Task to complete — Pull each line holding "semi" out of the entries below.

Entries provided —
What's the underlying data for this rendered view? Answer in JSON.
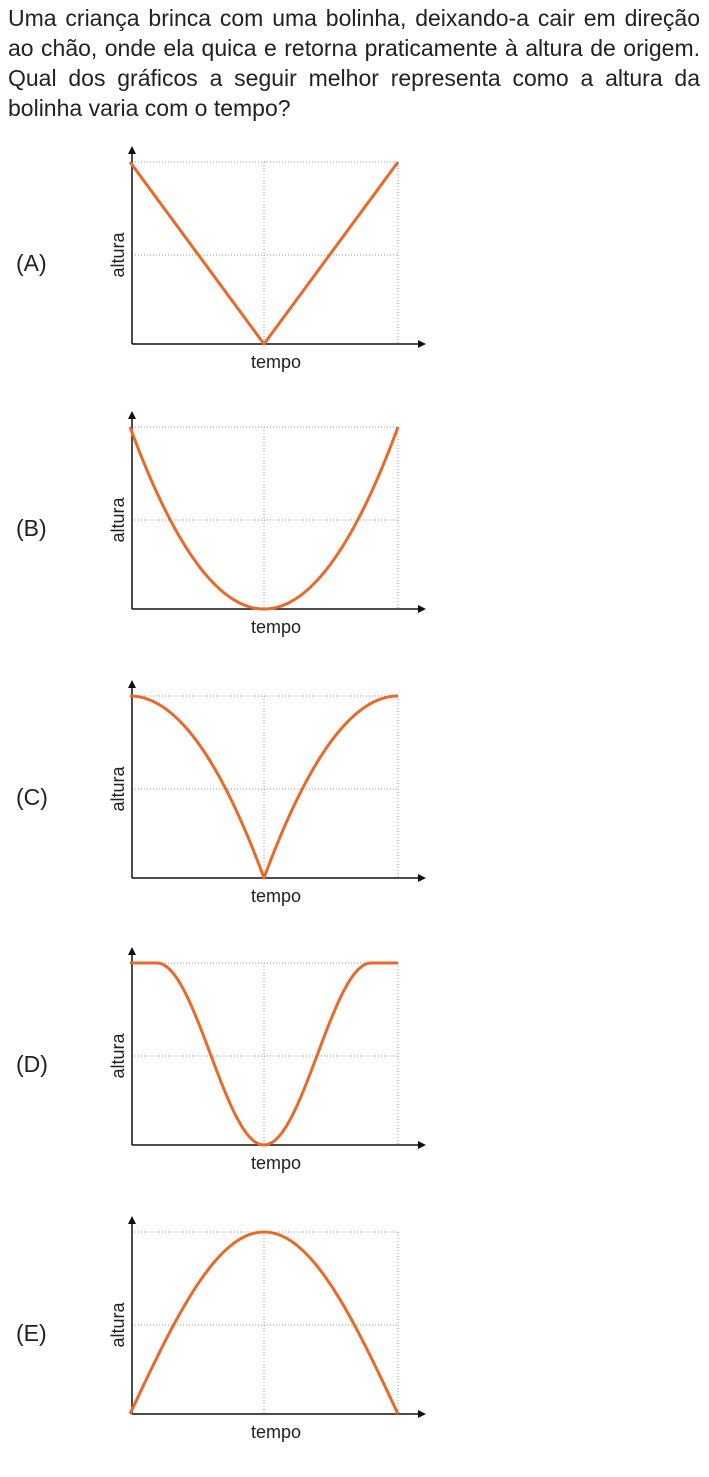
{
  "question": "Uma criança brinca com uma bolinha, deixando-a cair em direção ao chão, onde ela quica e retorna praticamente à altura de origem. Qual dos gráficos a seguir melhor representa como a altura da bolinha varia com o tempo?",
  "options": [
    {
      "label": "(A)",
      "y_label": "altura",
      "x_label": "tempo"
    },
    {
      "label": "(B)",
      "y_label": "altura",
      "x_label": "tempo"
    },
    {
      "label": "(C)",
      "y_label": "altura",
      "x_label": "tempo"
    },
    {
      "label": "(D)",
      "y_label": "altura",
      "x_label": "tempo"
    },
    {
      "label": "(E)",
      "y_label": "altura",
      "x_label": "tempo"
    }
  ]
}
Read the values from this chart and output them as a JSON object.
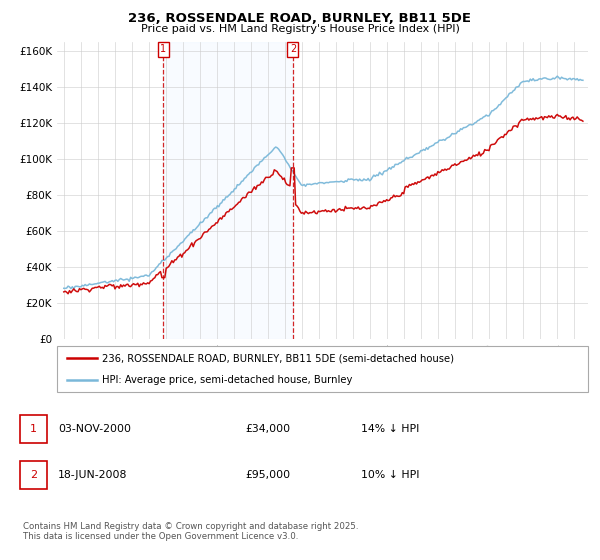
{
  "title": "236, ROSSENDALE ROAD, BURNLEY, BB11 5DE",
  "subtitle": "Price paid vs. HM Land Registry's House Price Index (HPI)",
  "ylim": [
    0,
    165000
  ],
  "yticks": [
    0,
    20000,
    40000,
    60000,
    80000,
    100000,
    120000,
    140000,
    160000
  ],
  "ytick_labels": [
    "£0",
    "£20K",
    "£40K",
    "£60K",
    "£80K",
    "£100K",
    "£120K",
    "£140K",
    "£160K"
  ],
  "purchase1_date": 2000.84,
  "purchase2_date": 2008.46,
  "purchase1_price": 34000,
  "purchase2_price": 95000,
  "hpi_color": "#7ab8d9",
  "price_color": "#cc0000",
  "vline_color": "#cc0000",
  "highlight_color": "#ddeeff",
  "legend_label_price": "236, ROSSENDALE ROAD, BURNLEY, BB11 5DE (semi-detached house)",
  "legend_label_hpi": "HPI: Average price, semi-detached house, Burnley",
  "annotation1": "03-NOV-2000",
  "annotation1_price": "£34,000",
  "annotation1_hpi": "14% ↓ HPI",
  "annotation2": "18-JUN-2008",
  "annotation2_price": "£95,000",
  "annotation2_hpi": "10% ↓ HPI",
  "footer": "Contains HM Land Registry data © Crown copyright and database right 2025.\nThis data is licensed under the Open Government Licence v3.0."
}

The output —
  "legend_label_price": "236, ROSSENDALE ROAD, BURNLEY, BB11 5DE (semi-detached house)",
  "legend_label_hpi": "HPI: Average price, semi-detached house, Burnley",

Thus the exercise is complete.